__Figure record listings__
********************
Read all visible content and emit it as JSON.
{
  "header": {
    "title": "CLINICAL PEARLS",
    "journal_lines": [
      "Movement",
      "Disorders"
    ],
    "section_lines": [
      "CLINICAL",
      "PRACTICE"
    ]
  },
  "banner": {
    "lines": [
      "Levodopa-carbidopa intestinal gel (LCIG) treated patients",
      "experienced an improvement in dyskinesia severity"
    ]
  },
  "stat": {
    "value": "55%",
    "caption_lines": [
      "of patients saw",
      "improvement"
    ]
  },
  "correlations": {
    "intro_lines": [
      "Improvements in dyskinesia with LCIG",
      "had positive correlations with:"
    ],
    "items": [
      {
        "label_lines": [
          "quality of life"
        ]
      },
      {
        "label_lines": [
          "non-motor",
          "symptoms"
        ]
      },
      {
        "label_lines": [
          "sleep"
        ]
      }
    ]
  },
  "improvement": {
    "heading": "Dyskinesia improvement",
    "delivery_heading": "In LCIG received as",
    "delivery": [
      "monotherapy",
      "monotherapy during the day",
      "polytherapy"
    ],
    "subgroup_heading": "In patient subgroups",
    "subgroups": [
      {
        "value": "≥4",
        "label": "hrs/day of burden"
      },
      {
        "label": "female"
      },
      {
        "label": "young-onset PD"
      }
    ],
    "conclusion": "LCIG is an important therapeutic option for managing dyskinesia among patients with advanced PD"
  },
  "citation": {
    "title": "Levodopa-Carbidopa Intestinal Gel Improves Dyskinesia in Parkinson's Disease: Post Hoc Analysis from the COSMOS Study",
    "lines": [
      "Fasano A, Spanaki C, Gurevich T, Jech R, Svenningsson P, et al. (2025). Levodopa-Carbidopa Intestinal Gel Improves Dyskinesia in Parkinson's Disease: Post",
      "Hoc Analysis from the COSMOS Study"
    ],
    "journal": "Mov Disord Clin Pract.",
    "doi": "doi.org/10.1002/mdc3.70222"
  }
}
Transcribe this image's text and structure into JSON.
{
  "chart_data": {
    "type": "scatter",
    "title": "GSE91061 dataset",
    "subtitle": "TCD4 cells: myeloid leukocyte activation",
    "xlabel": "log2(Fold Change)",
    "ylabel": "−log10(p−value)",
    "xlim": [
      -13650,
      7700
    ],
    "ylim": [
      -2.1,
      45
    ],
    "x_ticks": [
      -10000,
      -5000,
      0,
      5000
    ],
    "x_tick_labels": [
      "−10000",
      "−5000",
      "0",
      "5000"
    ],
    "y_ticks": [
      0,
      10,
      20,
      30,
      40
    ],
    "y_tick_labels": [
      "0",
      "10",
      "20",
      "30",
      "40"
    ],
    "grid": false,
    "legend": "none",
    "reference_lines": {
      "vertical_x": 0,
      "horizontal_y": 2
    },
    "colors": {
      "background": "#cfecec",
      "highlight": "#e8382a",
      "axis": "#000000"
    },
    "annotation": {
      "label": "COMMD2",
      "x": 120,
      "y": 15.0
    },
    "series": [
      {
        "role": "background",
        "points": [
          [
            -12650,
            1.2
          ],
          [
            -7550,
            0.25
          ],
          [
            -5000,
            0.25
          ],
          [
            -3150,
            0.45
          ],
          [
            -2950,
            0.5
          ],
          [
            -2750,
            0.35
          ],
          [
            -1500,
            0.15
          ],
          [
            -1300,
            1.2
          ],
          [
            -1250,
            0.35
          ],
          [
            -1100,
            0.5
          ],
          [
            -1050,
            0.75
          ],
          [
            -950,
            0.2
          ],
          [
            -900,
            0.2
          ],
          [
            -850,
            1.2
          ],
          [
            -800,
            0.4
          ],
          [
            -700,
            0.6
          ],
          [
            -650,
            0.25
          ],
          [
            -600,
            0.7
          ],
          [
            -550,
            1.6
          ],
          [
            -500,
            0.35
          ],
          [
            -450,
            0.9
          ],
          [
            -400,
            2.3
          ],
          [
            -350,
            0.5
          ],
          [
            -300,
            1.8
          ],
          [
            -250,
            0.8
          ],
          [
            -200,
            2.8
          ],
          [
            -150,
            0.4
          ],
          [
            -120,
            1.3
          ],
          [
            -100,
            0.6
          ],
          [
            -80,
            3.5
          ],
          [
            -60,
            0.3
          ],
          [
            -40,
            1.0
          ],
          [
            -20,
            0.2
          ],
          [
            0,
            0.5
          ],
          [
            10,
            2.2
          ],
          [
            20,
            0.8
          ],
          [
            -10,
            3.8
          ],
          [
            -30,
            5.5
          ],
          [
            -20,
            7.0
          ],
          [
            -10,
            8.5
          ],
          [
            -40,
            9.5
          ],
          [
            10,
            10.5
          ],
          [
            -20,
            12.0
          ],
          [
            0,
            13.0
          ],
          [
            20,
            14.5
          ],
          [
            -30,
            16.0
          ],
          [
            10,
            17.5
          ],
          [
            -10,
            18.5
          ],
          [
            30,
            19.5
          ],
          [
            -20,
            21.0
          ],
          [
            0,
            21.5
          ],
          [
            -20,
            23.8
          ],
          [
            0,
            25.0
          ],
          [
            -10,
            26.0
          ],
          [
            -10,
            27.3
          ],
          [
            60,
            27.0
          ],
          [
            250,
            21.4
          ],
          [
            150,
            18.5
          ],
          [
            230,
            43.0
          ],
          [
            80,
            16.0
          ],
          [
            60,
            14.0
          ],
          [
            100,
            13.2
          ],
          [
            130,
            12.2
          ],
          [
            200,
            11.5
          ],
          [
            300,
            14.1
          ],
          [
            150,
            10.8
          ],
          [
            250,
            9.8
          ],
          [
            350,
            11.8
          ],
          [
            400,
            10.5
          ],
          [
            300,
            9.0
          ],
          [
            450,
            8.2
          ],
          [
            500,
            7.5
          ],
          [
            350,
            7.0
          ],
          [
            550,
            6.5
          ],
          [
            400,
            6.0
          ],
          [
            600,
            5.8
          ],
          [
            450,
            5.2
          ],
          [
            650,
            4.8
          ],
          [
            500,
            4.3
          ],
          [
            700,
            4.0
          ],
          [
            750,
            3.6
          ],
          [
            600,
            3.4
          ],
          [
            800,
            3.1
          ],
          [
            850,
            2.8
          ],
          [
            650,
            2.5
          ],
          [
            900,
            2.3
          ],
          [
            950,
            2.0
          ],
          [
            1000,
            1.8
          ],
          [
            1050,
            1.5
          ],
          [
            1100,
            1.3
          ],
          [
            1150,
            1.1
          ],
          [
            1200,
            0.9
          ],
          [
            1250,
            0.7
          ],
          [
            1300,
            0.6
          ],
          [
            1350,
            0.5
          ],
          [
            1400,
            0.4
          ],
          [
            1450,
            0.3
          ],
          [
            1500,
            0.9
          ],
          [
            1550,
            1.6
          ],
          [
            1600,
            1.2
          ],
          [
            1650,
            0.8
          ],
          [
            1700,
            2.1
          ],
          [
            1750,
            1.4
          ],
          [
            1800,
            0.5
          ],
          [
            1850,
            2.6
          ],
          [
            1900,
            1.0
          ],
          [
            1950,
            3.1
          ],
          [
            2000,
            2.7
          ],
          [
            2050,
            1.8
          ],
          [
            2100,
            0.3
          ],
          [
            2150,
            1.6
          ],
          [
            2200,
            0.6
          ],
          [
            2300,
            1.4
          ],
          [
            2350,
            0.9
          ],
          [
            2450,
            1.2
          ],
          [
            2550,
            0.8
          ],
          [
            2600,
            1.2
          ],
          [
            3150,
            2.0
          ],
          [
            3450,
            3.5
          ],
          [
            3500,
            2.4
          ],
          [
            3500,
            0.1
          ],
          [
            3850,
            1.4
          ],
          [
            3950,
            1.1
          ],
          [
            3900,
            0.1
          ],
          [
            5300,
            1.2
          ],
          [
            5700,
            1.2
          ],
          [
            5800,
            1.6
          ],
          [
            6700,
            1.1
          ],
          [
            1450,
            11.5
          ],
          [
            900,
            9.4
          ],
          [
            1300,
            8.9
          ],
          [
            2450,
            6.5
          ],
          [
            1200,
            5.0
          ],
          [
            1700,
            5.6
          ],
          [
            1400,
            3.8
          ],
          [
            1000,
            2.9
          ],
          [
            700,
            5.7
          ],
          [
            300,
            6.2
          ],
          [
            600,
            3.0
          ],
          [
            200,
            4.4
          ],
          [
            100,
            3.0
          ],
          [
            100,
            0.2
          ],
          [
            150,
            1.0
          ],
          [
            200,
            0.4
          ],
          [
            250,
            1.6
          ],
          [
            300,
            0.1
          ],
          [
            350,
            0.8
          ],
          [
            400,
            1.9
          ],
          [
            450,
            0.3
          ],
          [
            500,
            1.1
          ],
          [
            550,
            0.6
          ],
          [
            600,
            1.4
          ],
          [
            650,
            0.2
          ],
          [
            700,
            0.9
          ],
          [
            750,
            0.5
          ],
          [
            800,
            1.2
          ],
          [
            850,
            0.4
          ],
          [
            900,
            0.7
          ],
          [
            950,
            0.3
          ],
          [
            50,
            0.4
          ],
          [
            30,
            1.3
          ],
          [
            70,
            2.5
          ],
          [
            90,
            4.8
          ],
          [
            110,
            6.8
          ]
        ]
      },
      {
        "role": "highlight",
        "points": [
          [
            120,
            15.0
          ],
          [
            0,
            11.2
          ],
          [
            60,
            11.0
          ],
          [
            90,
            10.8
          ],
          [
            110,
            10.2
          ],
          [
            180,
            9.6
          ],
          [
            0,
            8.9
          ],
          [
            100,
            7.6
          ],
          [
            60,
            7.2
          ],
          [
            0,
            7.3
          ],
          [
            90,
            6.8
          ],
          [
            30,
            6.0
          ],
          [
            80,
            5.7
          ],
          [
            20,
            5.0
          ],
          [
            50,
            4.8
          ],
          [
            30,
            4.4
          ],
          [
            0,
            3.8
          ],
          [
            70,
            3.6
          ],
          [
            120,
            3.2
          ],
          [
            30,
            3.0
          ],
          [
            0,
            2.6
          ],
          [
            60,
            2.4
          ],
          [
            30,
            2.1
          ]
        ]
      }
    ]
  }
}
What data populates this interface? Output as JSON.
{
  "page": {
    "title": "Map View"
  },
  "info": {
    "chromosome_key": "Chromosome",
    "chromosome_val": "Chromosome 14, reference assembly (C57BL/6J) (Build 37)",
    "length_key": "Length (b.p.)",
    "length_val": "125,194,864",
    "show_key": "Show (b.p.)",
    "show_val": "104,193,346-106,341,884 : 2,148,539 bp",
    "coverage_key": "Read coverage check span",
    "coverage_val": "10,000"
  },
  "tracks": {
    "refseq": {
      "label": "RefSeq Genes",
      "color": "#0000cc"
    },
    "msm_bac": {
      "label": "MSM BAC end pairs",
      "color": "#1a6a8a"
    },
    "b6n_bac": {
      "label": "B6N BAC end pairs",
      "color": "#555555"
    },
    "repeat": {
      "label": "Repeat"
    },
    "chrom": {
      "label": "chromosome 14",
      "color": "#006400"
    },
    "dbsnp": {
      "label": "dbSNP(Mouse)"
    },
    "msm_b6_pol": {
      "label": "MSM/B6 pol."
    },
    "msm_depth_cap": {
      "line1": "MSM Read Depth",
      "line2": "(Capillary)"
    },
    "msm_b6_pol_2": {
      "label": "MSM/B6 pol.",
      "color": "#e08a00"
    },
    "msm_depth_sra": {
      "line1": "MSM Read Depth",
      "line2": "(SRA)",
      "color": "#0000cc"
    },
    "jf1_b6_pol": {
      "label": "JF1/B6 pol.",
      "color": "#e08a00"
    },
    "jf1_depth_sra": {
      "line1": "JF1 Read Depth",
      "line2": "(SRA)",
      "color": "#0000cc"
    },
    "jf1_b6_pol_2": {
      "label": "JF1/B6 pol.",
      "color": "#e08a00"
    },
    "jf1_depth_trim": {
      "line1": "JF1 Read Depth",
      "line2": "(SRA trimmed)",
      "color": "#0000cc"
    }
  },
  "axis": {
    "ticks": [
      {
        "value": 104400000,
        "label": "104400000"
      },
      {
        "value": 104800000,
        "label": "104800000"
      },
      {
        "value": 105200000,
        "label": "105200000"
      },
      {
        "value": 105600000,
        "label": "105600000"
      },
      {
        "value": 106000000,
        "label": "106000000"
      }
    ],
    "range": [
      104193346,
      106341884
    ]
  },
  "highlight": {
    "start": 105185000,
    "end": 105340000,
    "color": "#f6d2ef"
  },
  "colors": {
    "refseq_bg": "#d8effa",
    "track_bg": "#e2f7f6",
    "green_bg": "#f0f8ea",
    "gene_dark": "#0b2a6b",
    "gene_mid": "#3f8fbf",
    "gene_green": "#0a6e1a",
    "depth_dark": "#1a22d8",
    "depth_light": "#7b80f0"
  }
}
********************
__PROBLEM TO WORK ON__
Find every line above that contains the word "Parkinson", and return each one.

__WRITTEN RESPONSE__
    "title": "Levodopa-Carbidopa Intestinal Gel Improves Dyskinesia in Parkinson's Disease: Post Hoc Analysis from the COSMOS Study",
      "Fasano A, Spanaki C, Gurevich T, Jech R, Svenningsson P, et al. (2025). Levodopa-Carbidopa Intestinal Gel Improves Dyskinesia in Parkinson's Disease: Post",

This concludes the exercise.